### [Instruction]
Locate the line containing "Convert this document image to plain text." in the material below; repeat it and every line after it, exactly as written.

### [Task inputs]
•••••

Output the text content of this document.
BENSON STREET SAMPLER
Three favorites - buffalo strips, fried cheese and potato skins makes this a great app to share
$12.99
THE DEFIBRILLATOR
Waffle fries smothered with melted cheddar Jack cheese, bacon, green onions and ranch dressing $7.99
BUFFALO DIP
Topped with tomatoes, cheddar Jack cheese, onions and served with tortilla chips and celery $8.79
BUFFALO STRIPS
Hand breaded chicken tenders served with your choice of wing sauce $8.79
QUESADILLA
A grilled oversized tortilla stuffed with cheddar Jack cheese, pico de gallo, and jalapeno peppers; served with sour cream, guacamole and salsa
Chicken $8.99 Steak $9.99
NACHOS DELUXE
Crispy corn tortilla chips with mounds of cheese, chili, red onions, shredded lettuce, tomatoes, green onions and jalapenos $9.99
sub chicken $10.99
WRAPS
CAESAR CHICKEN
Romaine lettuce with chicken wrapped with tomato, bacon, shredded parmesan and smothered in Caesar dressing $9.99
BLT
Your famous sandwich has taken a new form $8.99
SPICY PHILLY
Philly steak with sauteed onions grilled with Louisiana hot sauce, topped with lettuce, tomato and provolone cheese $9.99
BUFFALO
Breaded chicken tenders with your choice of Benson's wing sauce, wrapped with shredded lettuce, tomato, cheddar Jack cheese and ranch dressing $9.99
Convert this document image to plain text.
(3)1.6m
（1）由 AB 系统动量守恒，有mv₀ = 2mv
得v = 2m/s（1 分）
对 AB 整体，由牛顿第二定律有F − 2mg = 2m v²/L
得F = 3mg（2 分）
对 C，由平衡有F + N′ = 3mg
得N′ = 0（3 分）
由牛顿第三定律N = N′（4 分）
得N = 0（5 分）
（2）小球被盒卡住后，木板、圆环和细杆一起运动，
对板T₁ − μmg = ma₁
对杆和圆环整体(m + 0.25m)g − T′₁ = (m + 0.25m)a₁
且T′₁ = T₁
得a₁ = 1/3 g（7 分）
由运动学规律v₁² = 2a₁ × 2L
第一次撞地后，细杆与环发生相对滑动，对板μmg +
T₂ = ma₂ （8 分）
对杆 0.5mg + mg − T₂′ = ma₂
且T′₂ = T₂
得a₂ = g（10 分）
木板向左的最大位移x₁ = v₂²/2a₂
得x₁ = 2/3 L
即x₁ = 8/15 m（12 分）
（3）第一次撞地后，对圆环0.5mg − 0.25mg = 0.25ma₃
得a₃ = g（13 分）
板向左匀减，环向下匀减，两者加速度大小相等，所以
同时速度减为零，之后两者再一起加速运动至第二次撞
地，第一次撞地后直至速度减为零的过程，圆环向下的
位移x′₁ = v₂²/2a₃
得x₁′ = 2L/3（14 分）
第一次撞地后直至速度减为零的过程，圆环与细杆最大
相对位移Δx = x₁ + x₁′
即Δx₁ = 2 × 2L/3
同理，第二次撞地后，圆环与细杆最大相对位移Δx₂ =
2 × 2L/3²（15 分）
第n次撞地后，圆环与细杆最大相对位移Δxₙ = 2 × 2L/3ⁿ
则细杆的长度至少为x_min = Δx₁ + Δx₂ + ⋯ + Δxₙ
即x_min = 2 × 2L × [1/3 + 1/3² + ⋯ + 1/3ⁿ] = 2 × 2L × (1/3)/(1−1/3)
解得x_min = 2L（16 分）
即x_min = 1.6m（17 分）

•••••

### [Solution for this task]
Convert this document image to plain text.
(3)1.6m
（1）由 AB 系统动量守恒，有mv₀ = 2mv
得v = 2m/s（1 分）
对 AB 整体，由牛顿第二定律有F − 2mg = 2m v²/L
得F = 3mg（2 分）
对 C，由平衡有F + N′ = 3mg
得N′ = 0（3 分）
由牛顿第三定律N = N′（4 分）
得N = 0（5 分）
（2）小球被盒卡住后，木板、圆环和细杆一起运动，
对板T₁ − μmg = ma₁
对杆和圆环整体(m + 0.25m)g − T′₁ = (m + 0.25m)a₁
且T′₁ = T₁
得a₁ = 1/3 g（7 分）
由运动学规律v₁² = 2a₁ × 2L
第一次撞地后，细杆与环发生相对滑动，对板μmg +
T₂ = ma₂ （8 分）
对杆 0.5mg + mg − T₂′ = ma₂
且T′₂ = T₂
得a₂ = g（10 分）
木板向左的最大位移x₁ = v₂²/2a₂
得x₁ = 2/3 L
即x₁ = 8/15 m（12 分）
（3）第一次撞地后，对圆环0.5mg − 0.25mg = 0.25ma₃
得a₃ = g（13 分）
板向左匀减，环向下匀减，两者加速度大小相等，所以
同时速度减为零，之后两者再一起加速运动至第二次撞
地，第一次撞地后直至速度减为零的过程，圆环向下的
位移x′₁ = v₂²/2a₃
得x₁′ = 2L/3（14 分）
第一次撞地后直至速度减为零的过程，圆环与细杆最大
相对位移Δx = x₁ + x₁′
即Δx₁ = 2 × 2L/3
同理，第二次撞地后，圆环与细杆最大相对位移Δx₂ =
2 × 2L/3²（15 分）
第n次撞地后，圆环与细杆最大相对位移Δxₙ = 2 × 2L/3ⁿ
则细杆的长度至少为x_min = Δx₁ + Δx₂ + ⋯ + Δxₙ
即x_min = 2 × 2L × [1/3 + 1/3² + ⋯ + 1/3ⁿ] = 2 × 2L × (1/3)/(1−1/3)
解得x_min = 2L（16 分）
即x_min = 1.6m（17 分）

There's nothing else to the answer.